Your objective: The data must be returned in full and exactly as given.

Information provided:
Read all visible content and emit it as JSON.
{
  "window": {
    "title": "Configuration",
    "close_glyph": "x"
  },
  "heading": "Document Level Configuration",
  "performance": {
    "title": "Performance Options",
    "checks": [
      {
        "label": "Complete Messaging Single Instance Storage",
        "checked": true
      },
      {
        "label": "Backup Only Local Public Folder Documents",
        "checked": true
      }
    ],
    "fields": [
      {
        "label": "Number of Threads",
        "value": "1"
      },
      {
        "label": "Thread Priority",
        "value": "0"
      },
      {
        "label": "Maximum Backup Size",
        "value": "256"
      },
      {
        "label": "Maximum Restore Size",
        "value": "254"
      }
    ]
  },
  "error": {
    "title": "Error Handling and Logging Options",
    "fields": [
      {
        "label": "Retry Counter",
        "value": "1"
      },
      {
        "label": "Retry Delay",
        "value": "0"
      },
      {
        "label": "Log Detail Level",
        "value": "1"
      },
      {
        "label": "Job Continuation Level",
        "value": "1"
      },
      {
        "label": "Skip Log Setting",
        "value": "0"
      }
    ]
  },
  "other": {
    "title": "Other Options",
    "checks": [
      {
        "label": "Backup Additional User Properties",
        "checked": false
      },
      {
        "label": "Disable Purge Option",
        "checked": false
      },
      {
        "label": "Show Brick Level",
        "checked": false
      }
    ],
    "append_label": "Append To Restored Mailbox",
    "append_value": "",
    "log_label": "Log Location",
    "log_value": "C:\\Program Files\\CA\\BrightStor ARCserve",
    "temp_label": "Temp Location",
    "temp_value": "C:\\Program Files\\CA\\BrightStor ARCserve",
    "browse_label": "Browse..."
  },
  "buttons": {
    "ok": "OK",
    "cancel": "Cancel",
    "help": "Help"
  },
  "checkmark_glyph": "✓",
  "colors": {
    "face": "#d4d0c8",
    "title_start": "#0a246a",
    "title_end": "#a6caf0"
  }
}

Reply:
Read all visible content and emit it as JSON.
{
  "window": {
    "title": "Configuration",
    "close_glyph": "x"
  },
  "heading": "Document Level Configuration",
  "performance": {
    "title": "Performance Options",
    "checks": [
      {
        "label": "Complete Messaging Single Instance Storage",
        "checked": true
      },
      {
        "label": "Backup Only Local Public Folder Documents",
        "checked": true
      }
    ],
    "fields": [
      {
        "label": "Number of Threads",
        "value": "1"
      },
      {
        "label": "Thread Priority",
        "value": "0"
      },
      {
        "label": "Maximum Backup Size",
        "value": "256"
      },
      {
        "label": "Maximum Restore Size",
        "value": "254"
      }
    ]
  },
  "error": {
    "title": "Error Handling and Logging Options",
    "fields": [
      {
        "label": "Retry Counter",
        "value": "1"
      },
      {
        "label": "Retry Delay",
        "value": "0"
      },
      {
        "label": "Log Detail Level",
        "value": "1"
      },
      {
        "label": "Job Continuation Level",
        "value": "1"
      },
      {
        "label": "Skip Log Setting",
        "value": "0"
      }
    ]
  },
  "other": {
    "title": "Other Options",
    "checks": [
      {
        "label": "Backup Additional User Properties",
        "checked": false
      },
      {
        "label": "Disable Purge Option",
        "checked": false
      },
      {
        "label": "Show Brick Level",
        "checked": false
      }
    ],
    "append_label": "Append To Restored Mailbox",
    "append_value": "",
    "log_label": "Log Location",
    "log_value": "C:\\Program Files\\CA\\BrightStor ARCserve",
    "temp_label": "Temp Location",
    "temp_value": "C:\\Program Files\\CA\\BrightStor ARCserve",
    "browse_label": "Browse..."
  },
  "buttons": {
    "ok": "OK",
    "cancel": "Cancel",
    "help": "Help"
  },
  "checkmark_glyph": "✓",
  "colors": {
    "face": "#d4d0c8",
    "title_start": "#0a246a",
    "title_end": "#a6caf0"
  }
}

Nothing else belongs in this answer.